WHAT TO WORK ON: List every line in the material below that contains the word "tunable", copying each one in full.

STORED ROWS:
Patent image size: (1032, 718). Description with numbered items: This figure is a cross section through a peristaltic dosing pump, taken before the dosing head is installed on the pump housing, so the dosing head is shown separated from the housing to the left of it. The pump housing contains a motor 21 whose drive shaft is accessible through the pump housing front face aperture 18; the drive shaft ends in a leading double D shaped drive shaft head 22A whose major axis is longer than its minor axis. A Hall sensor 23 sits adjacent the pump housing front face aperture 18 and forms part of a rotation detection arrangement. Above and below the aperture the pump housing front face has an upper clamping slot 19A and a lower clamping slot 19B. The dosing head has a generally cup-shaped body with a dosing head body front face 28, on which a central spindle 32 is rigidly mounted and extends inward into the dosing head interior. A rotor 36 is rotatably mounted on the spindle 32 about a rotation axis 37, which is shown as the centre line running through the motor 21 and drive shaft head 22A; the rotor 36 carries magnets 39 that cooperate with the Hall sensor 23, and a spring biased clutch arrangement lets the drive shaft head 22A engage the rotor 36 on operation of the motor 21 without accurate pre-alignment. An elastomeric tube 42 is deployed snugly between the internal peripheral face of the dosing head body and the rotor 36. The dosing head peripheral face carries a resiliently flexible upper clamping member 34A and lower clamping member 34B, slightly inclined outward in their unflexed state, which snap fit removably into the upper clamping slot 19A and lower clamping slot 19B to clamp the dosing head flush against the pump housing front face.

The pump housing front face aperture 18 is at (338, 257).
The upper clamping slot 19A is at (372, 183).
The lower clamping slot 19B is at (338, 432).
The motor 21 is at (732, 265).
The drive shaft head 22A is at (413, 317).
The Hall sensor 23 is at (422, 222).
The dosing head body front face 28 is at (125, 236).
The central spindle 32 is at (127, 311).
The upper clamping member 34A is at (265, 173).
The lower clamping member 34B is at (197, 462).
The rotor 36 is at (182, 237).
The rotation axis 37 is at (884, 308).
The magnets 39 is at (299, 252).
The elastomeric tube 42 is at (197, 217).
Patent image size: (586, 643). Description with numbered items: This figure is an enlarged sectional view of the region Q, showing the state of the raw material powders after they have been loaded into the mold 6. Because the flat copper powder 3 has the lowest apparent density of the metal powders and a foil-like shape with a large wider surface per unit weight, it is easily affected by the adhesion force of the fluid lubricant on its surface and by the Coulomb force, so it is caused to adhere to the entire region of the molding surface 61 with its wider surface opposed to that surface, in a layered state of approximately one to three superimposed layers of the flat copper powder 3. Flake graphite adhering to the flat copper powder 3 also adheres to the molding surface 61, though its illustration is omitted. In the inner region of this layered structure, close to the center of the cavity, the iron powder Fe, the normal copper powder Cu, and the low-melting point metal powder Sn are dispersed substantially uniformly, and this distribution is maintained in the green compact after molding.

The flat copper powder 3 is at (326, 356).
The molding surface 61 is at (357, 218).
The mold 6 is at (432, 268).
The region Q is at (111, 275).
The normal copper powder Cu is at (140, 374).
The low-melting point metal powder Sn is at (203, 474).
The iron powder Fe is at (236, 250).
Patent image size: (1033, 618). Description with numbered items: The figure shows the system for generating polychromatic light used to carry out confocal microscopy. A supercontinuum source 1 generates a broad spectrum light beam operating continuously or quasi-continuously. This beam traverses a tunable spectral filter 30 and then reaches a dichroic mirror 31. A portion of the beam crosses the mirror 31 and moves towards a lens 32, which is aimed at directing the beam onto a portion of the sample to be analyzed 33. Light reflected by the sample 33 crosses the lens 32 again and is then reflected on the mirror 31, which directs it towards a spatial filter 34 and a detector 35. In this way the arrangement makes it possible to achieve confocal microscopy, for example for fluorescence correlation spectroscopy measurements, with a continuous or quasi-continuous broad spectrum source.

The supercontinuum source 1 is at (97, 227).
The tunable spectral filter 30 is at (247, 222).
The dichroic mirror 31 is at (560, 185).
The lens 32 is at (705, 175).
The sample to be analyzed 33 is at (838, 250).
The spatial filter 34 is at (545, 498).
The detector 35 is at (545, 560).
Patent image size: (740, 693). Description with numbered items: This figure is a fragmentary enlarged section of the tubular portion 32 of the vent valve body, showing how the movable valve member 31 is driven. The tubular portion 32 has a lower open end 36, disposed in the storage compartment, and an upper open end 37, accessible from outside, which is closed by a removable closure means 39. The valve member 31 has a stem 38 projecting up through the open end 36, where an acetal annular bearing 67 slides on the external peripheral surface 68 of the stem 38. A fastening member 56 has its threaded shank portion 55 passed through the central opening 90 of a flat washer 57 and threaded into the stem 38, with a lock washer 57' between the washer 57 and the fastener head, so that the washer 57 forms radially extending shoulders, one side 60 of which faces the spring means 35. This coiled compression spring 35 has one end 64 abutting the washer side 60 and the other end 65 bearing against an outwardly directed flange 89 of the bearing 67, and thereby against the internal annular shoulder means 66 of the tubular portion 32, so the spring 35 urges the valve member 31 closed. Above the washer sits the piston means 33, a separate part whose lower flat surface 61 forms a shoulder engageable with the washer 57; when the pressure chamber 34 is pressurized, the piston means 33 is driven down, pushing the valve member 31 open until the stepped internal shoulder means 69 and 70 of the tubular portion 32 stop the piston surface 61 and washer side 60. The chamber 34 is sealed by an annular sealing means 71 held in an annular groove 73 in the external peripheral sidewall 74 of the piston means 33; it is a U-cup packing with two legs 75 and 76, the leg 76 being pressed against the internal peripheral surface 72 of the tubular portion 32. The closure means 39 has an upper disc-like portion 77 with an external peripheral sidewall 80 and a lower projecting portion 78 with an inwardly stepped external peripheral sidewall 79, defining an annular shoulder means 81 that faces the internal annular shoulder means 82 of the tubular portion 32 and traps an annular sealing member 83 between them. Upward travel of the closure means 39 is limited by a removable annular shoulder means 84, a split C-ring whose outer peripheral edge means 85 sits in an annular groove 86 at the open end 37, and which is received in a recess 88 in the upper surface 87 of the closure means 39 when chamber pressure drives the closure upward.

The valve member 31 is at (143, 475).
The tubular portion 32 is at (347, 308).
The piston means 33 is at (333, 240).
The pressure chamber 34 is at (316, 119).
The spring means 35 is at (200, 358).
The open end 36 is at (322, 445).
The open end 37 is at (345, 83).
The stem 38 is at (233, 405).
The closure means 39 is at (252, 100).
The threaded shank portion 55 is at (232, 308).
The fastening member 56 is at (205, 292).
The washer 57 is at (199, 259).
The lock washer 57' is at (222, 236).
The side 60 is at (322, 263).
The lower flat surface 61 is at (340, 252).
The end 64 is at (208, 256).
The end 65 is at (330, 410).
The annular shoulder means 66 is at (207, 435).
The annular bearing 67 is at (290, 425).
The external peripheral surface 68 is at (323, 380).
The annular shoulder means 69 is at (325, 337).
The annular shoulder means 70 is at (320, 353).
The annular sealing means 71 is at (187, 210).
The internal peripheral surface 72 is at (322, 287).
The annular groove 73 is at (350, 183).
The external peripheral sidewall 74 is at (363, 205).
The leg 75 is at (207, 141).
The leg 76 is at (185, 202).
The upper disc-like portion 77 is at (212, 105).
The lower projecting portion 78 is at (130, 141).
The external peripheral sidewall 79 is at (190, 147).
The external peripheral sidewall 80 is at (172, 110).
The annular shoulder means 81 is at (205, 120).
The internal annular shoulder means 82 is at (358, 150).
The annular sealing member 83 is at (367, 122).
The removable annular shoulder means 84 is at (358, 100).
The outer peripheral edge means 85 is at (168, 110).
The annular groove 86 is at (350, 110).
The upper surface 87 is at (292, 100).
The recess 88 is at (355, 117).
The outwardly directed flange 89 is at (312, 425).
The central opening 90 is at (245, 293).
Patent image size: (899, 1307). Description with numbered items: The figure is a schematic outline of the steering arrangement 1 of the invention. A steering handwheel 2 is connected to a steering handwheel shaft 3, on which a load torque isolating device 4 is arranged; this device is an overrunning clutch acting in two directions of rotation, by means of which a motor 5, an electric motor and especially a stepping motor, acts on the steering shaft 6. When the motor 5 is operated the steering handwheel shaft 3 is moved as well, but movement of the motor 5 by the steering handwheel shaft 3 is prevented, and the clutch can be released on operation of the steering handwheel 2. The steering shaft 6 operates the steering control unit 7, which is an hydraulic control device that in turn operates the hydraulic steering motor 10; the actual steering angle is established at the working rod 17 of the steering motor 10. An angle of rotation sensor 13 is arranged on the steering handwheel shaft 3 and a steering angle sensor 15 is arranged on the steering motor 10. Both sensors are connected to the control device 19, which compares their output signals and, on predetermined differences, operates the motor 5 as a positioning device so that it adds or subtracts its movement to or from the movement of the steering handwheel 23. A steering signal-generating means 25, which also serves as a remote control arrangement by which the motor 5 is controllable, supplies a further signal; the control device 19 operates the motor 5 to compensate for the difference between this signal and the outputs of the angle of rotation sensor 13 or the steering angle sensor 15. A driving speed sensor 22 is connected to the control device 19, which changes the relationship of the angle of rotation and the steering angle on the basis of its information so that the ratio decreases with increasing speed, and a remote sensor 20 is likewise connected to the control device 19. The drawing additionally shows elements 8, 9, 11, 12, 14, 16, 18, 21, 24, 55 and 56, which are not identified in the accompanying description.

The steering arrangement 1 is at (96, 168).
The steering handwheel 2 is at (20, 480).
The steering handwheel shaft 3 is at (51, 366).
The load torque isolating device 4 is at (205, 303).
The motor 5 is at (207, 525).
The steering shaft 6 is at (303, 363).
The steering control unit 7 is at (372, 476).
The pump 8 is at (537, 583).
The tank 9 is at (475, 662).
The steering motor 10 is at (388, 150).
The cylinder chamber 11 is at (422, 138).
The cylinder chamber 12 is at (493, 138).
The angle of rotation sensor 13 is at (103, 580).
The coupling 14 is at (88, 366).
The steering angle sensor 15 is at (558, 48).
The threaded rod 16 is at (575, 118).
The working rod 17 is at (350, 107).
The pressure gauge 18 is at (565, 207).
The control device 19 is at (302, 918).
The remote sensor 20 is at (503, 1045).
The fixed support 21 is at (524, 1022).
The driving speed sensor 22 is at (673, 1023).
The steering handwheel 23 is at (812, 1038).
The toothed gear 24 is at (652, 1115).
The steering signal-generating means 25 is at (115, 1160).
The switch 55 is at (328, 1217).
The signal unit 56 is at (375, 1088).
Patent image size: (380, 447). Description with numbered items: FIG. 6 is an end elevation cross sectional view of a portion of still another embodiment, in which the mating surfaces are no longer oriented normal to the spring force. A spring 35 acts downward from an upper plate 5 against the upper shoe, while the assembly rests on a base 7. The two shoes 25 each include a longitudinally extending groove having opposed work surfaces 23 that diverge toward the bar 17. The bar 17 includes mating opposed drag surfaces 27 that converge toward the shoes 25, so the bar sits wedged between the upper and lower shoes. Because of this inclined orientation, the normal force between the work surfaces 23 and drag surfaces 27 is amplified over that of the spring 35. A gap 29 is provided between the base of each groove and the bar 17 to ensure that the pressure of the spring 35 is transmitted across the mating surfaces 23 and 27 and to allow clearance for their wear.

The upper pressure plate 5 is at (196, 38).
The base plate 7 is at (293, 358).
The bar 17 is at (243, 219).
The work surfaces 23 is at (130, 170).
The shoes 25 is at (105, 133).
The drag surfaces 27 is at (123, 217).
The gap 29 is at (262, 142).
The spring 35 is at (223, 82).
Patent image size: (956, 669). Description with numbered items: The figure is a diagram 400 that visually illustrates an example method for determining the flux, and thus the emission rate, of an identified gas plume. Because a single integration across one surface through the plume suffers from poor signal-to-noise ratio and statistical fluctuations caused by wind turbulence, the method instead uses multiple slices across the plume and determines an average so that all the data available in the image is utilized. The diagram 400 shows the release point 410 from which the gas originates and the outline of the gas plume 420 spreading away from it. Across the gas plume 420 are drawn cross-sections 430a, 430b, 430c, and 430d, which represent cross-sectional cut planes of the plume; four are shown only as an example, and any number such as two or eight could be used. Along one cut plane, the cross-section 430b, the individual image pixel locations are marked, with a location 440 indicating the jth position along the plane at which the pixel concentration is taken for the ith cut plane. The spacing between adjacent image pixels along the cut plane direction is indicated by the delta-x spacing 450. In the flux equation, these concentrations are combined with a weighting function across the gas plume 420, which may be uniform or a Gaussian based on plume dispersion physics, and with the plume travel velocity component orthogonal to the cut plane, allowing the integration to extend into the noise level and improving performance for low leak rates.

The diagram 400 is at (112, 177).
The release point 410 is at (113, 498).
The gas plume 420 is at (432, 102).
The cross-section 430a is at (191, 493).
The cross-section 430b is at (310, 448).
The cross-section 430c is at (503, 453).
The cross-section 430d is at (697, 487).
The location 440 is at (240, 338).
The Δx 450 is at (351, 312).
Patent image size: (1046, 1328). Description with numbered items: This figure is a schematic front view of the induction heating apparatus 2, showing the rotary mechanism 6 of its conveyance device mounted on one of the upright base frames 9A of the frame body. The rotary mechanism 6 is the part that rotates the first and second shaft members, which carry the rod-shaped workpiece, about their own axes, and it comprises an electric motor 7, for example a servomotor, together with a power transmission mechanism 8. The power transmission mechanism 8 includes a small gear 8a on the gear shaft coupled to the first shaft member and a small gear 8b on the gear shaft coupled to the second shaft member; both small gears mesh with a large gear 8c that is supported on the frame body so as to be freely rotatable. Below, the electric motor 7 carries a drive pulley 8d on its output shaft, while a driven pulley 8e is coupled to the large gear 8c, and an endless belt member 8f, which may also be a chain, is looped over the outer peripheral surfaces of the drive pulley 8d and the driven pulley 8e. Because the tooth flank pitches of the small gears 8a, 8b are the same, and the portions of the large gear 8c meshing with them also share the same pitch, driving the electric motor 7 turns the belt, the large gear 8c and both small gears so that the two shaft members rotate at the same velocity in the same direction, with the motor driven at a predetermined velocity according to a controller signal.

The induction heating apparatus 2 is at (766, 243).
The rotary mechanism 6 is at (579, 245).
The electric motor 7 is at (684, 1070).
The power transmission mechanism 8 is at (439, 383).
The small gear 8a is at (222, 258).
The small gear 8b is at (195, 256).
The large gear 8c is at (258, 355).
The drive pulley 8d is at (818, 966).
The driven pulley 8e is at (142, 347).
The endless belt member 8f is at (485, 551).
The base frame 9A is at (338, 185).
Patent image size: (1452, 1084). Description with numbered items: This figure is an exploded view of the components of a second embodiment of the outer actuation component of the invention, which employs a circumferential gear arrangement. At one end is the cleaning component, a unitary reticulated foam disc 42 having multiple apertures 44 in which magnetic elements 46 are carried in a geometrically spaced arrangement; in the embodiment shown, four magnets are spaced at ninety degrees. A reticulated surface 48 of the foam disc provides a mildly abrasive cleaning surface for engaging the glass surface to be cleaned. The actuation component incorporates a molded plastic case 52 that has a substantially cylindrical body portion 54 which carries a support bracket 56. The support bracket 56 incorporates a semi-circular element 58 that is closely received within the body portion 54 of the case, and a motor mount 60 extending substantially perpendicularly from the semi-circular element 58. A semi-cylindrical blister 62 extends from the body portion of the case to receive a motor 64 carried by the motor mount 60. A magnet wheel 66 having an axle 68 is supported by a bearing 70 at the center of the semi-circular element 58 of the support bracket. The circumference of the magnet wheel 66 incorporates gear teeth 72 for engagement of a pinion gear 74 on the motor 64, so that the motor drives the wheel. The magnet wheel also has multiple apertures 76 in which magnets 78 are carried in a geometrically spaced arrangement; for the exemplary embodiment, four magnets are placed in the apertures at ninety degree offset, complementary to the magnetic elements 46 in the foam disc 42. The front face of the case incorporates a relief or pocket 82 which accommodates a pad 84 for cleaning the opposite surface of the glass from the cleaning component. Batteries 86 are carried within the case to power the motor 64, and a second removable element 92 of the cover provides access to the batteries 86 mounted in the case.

ANSWER:
Patent image size: (1033, 618). Description with numbered items: The figure shows the system for generating polychromatic light used to carry out confocal microscopy. A supercontinuum source 1 generates a broad spectrum light beam operating continuously or quasi-continuously. This beam traverses a tunable spectral filter 30 and then reaches a dichroic mirror 31. A portion of the beam crosses the mirror 31 and moves towards a lens 32, which is aimed at directing the beam onto a portion of the sample to be analyzed 33. Light reflected by the sample 33 crosses the lens 32 again and is then reflected on the mirror 31, which directs it towards a spatial filter 34 and a detector 35. In this way the arrangement makes it possible to achieve confocal microscopy, for example for fluorescence correlation spectroscopy measurements, with a continuous or quasi-continuous broad spectrum source.
The tunable spectral filter 30 is at (247, 222).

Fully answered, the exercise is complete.